===== ROWS =====

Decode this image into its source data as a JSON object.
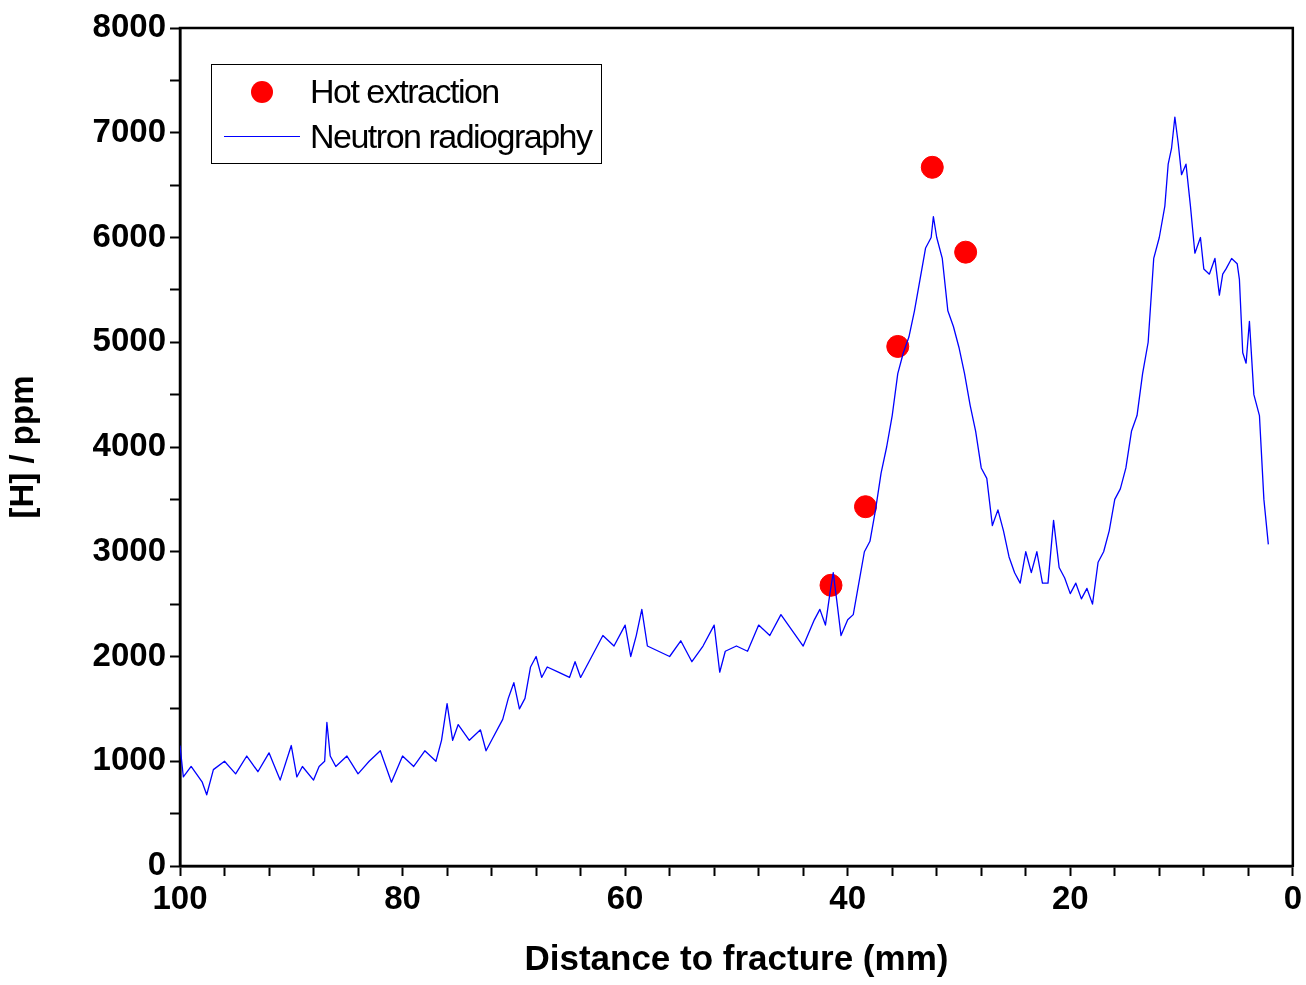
{
  "chart_data": {
    "type": "line",
    "xlabel": "Distance to fracture (mm)",
    "ylabel": "[H] / ppm",
    "xlim": [
      100,
      0
    ],
    "ylim": [
      0,
      8000
    ],
    "xticks": [
      100,
      {
        "value": 96,
        "label": null
      },
      {
        "value": 92,
        "label": null
      },
      {
        "value": 88,
        "label": null
      },
      {
        "value": 84,
        "label": null
      },
      80,
      {
        "value": 76,
        "label": null
      },
      {
        "value": 72,
        "label": null
      },
      {
        "value": 68,
        "label": null
      },
      {
        "value": 64,
        "label": null
      },
      60,
      {
        "value": 56,
        "label": null
      },
      {
        "value": 52,
        "label": null
      },
      {
        "value": 48,
        "label": null
      },
      {
        "value": 44,
        "label": null
      },
      40,
      {
        "value": 36,
        "label": null
      },
      {
        "value": 32,
        "label": null
      },
      {
        "value": 28,
        "label": null
      },
      {
        "value": 24,
        "label": null
      },
      20,
      {
        "value": 16,
        "label": null
      },
      {
        "value": 12,
        "label": null
      },
      {
        "value": 8,
        "label": null
      },
      {
        "value": 4,
        "label": null
      },
      0
    ],
    "yticks": [
      0,
      {
        "value": 500,
        "label": null
      },
      1000,
      {
        "value": 1500,
        "label": null
      },
      2000,
      {
        "value": 2500,
        "label": null
      },
      3000,
      {
        "value": 3500,
        "label": null
      },
      4000,
      {
        "value": 4500,
        "label": null
      },
      5000,
      {
        "value": 5500,
        "label": null
      },
      6000,
      {
        "value": 6500,
        "label": null
      },
      7000,
      {
        "value": 7500,
        "label": null
      },
      8000
    ],
    "grid": false,
    "legend": "top left",
    "series": [
      {
        "name": "Hot extraction",
        "type": "scatter",
        "marker": "circle",
        "color": "#ff0000",
        "x": [
          41.5,
          38.4,
          35.5,
          32.4,
          29.4
        ],
        "values": [
          2680,
          3430,
          4960,
          6670,
          5860
        ]
      },
      {
        "name": "Neutron radiography",
        "marker": "none",
        "color": "#0000ff",
        "x": [
          100,
          99.7,
          99,
          98,
          97.6,
          97,
          96,
          95,
          94,
          93,
          92,
          91,
          90,
          89.5,
          89,
          88,
          87.5,
          87,
          86.8,
          86.5,
          86,
          85,
          84,
          83,
          82,
          81,
          80,
          79,
          78,
          77,
          76.5,
          76,
          75.5,
          75,
          74,
          73,
          72.5,
          72,
          71,
          70.5,
          70,
          69.5,
          69,
          68.5,
          68,
          67.5,
          67,
          66,
          65,
          64.5,
          64,
          63,
          62,
          61,
          60,
          59.5,
          59,
          58.5,
          58,
          57,
          56,
          55,
          54,
          53,
          52,
          51.5,
          51,
          50,
          49,
          48,
          47,
          46,
          45,
          44,
          43,
          42.5,
          42,
          41.6,
          41.3,
          41,
          40.6,
          40,
          39.5,
          39,
          38.5,
          38,
          37.5,
          37,
          36.5,
          36,
          35.5,
          35,
          34.5,
          34,
          33.5,
          33,
          32.5,
          32.3,
          32,
          31.5,
          31,
          30.5,
          30,
          29.5,
          29,
          28.5,
          28,
          27.5,
          27,
          26.5,
          26,
          25.5,
          25,
          24.5,
          24,
          23.5,
          23,
          22.5,
          22,
          21.5,
          21,
          20.5,
          20,
          19.5,
          19,
          18.5,
          18,
          17.5,
          17,
          16.5,
          16,
          15.5,
          15,
          14.5,
          14,
          13.5,
          13,
          12.5,
          12,
          11.5,
          11.2,
          10.9,
          10.6,
          10.3,
          10,
          9.6,
          9.2,
          8.8,
          8.3,
          8,
          7.5,
          7,
          6.6,
          6.3,
          6,
          5.5,
          5,
          4.8,
          4.5,
          4.2,
          3.9,
          3.5,
          3,
          2.6,
          2.2
        ],
        "values": [
          1150,
          850,
          950,
          800,
          680,
          920,
          1000,
          880,
          1050,
          900,
          1080,
          820,
          1150,
          850,
          950,
          820,
          950,
          1000,
          1370,
          1050,
          950,
          1050,
          880,
          1000,
          1100,
          800,
          1050,
          950,
          1100,
          1000,
          1200,
          1550,
          1200,
          1350,
          1200,
          1300,
          1100,
          1200,
          1400,
          1600,
          1750,
          1500,
          1600,
          1900,
          2000,
          1800,
          1900,
          1850,
          1800,
          1950,
          1800,
          2000,
          2200,
          2100,
          2300,
          2000,
          2200,
          2450,
          2100,
          2050,
          2000,
          2150,
          1950,
          2100,
          2300,
          1850,
          2050,
          2100,
          2050,
          2300,
          2200,
          2400,
          2250,
          2100,
          2350,
          2450,
          2300,
          2600,
          2800,
          2550,
          2200,
          2350,
          2400,
          2700,
          3000,
          3100,
          3400,
          3750,
          4000,
          4300,
          4700,
          4900,
          5050,
          5300,
          5600,
          5900,
          6000,
          6200,
          6000,
          5800,
          5300,
          5150,
          4950,
          4700,
          4400,
          4150,
          3800,
          3700,
          3250,
          3400,
          3200,
          2950,
          2800,
          2700,
          3000,
          2800,
          3000,
          2700,
          2700,
          3300,
          2850,
          2750,
          2600,
          2700,
          2550,
          2650,
          2500,
          2900,
          3000,
          3200,
          3500,
          3600,
          3800,
          4150,
          4300,
          4700,
          5000,
          5800,
          6000,
          6300,
          6700,
          6850,
          7150,
          6900,
          6600,
          6700,
          6300,
          5850,
          6000,
          5700,
          5650,
          5800,
          5450,
          5650,
          5700,
          5800,
          5750,
          5600,
          4900,
          4800,
          5200,
          4500,
          4300,
          3500,
          3070
        ]
      }
    ]
  }
}
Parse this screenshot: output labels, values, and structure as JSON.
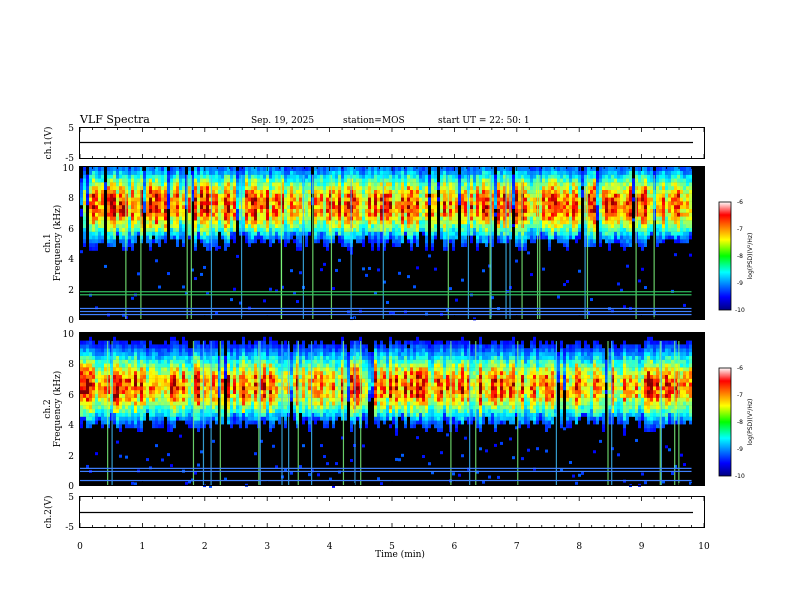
{
  "header": {
    "title": "VLF Spectra",
    "date": "Sep. 19, 2025",
    "station": "station=MOS",
    "start": "start  UT =   22: 50: 1"
  },
  "chart_data": [
    {
      "type": "line",
      "name": "ch1-waveform",
      "ylabel": "ch.1(V)",
      "ylim": [
        -5,
        5
      ],
      "yticks": [
        "5",
        "-5"
      ],
      "xlim": [
        0,
        10
      ],
      "series": [
        {
          "name": "ch.1",
          "x": [
            0,
            9.8
          ],
          "y": [
            0,
            0
          ]
        }
      ]
    },
    {
      "type": "heatmap",
      "name": "ch1-spectrogram",
      "ylabel_top": "ch.1",
      "ylabel": "Frequency (kHz)",
      "ylim": [
        0,
        10
      ],
      "yticks": [
        "0",
        "2",
        "4",
        "6",
        "8",
        "10"
      ],
      "xlim": [
        0,
        10
      ],
      "data_xmax": 9.8,
      "colorbar": {
        "label": "log(PSD)(V²/Hz)",
        "range": [
          -10,
          -6
        ],
        "ticks": [
          "-6",
          "-7",
          "-8",
          "-9",
          "-10"
        ]
      },
      "band": {
        "center_khz": 7.5,
        "lower_edge_khz": 5.0
      }
    },
    {
      "type": "heatmap",
      "name": "ch2-spectrogram",
      "ylabel_top": "ch.2",
      "ylabel": "Frequency (kHz)",
      "ylim": [
        0,
        10
      ],
      "yticks": [
        "0",
        "2",
        "4",
        "6",
        "8",
        "10"
      ],
      "xlim": [
        0,
        10
      ],
      "data_xmax": 9.8,
      "colorbar": {
        "label": "log(PSD)(V²/Hz)",
        "range": [
          -10,
          -6
        ],
        "ticks": [
          "-6",
          "-7",
          "-8",
          "-9",
          "-10"
        ]
      },
      "band": {
        "center_khz": 6.5,
        "lower_edge_khz": 4.0
      }
    },
    {
      "type": "line",
      "name": "ch2-waveform",
      "ylabel": "ch.2(V)",
      "ylim": [
        -5,
        5
      ],
      "yticks": [
        "5",
        "-5"
      ],
      "xlim": [
        0,
        10
      ],
      "series": [
        {
          "name": "ch.2",
          "x": [
            0,
            9.8
          ],
          "y": [
            0,
            0
          ]
        }
      ]
    }
  ],
  "xaxis": {
    "label": "Time (min)",
    "ticks": [
      "0",
      "1",
      "2",
      "3",
      "4",
      "5",
      "6",
      "7",
      "8",
      "9",
      "10"
    ]
  }
}
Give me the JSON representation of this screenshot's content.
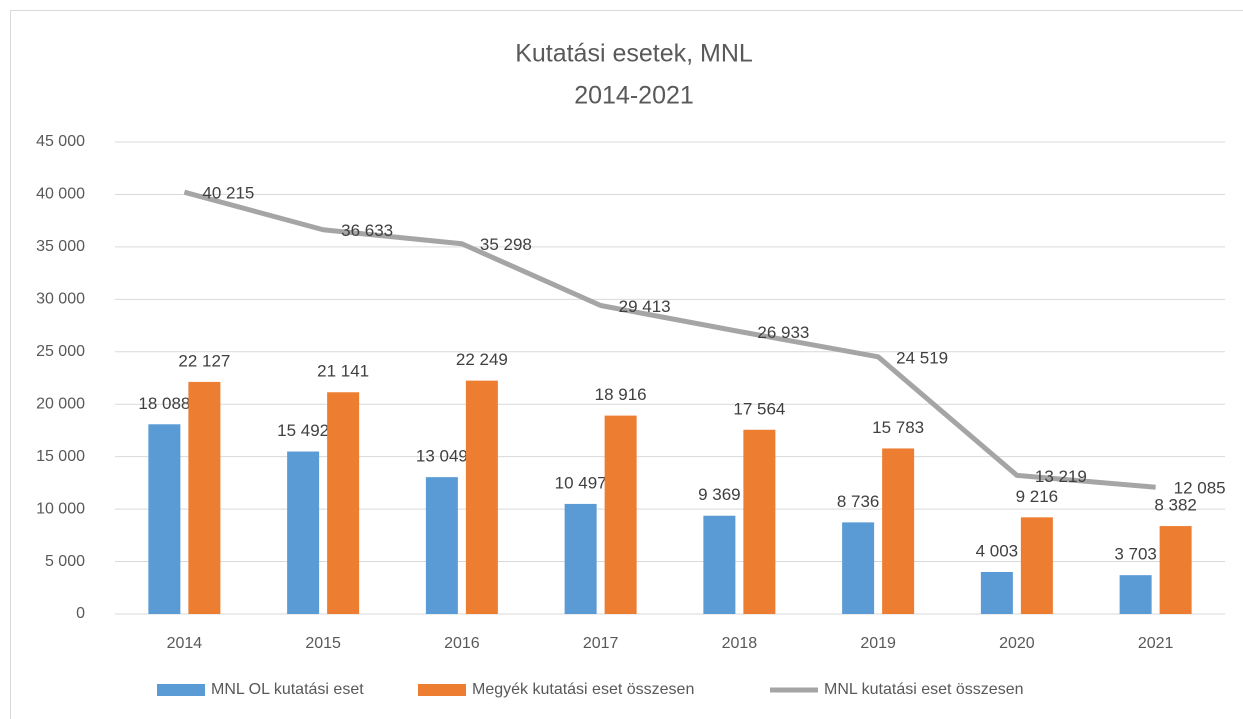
{
  "chart_data": {
    "type": "combo",
    "title": "Kutatási esetek, MNL",
    "subtitle": "2014-2021",
    "categories": [
      "2014",
      "2015",
      "2016",
      "2017",
      "2018",
      "2019",
      "2020",
      "2021"
    ],
    "series": [
      {
        "name": "MNL OL kutatási eset",
        "type": "bar",
        "color": "#5b9bd5",
        "values": [
          18088,
          15492,
          13049,
          10497,
          9369,
          8736,
          4003,
          3703
        ],
        "value_labels": [
          "18 088",
          "15 492",
          "13 049",
          "10 497",
          "9 369",
          "8 736",
          "4 003",
          "3 703"
        ]
      },
      {
        "name": "Megyék kutatási eset összesen",
        "type": "bar",
        "color": "#ed7d31",
        "values": [
          22127,
          21141,
          22249,
          18916,
          17564,
          15783,
          9216,
          8382
        ],
        "value_labels": [
          "22 127",
          "21 141",
          "22 249",
          "18 916",
          "17 564",
          "15 783",
          "9 216",
          "8 382"
        ]
      },
      {
        "name": "MNL kutatási eset összesen",
        "type": "line",
        "color": "#a5a5a5",
        "values": [
          40215,
          36633,
          35298,
          29413,
          26933,
          24519,
          13219,
          12085
        ],
        "value_labels": [
          "40 215",
          "36 633",
          "35 298",
          "29 413",
          "26 933",
          "24 519",
          "13 219",
          "12 085"
        ]
      }
    ],
    "ylim": [
      0,
      45000
    ],
    "yticks": [
      0,
      {
        "value": 5000,
        "label": "5 000"
      },
      {
        "value": 10000,
        "label": "10 000"
      },
      {
        "value": 15000,
        "label": "15 000"
      },
      {
        "value": 20000,
        "label": "20 000"
      },
      {
        "value": 25000,
        "label": "25 000"
      },
      {
        "value": 30000,
        "label": "30 000"
      },
      {
        "value": 35000,
        "label": "35 000"
      },
      {
        "value": 40000,
        "label": "40 000"
      },
      {
        "value": 45000,
        "label": "45 000"
      }
    ],
    "grid": true,
    "legend": "bottom"
  }
}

=====

## TASK PROMPT:
Look through the data and gather every line with the string "type" in it.

## TASK RESPONSE:
    "type": "line",
        "type": "scatter",
      "type": "line",
      "type": "heatmap",
      "type": "heatmap",
      "type": "line",
    "type": "combo",
        "type": "bar",
        "type": "bar",
        "type": "line",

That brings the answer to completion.